- Directions
Exactly reproduce the lines from the line containing "OCR this image." to the end of the data below, inclusive, and nothing else.

- Data shown

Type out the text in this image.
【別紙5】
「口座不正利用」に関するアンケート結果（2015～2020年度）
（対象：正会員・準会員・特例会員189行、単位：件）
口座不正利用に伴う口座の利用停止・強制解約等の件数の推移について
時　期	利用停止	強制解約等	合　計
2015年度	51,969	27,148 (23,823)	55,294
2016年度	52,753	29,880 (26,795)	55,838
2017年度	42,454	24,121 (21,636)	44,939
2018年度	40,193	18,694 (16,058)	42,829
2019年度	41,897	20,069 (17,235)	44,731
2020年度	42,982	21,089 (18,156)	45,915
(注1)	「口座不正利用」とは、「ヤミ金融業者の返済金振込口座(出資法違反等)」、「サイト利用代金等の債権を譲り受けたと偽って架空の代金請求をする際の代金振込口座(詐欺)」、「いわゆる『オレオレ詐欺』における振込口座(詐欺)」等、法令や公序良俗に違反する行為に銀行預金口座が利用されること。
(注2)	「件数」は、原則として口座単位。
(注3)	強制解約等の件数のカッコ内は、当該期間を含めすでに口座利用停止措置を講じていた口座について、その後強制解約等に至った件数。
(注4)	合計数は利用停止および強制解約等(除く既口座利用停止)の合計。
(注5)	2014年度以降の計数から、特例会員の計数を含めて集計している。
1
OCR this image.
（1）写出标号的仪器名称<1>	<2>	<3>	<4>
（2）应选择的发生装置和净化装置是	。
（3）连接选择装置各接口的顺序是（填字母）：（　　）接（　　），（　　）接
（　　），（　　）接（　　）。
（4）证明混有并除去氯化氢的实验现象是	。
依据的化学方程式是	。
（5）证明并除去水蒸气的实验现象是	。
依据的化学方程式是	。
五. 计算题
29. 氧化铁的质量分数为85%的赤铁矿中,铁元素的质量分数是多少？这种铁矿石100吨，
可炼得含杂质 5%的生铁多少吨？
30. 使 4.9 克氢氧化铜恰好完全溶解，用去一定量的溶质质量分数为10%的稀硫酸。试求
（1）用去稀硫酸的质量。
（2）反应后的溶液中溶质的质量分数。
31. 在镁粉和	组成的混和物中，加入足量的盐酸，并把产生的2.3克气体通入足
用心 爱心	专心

- Solution to the exercise
OCR this image.
（1）写出标号的仪器名称<1>	<2>	<3>	<4>
（2）应选择的发生装置和净化装置是	。
（3）连接选择装置各接口的顺序是（填字母）：（　　）接（　　），（　　）接
（　　），（　　）接（　　）。
（4）证明混有并除去氯化氢的实验现象是	。
依据的化学方程式是	。
（5）证明并除去水蒸气的实验现象是	。
依据的化学方程式是	。
五. 计算题
29. 氧化铁的质量分数为85%的赤铁矿中,铁元素的质量分数是多少？这种铁矿石100吨，
可炼得含杂质 5%的生铁多少吨？
30. 使 4.9 克氢氧化铜恰好完全溶解，用去一定量的溶质质量分数为10%的稀硫酸。试求
（1）用去稀硫酸的质量。
（2）反应后的溶液中溶质的质量分数。
31. 在镁粉和	组成的混和物中，加入足量的盐酸，并把产生的2.3克气体通入足
用心 爱心	专心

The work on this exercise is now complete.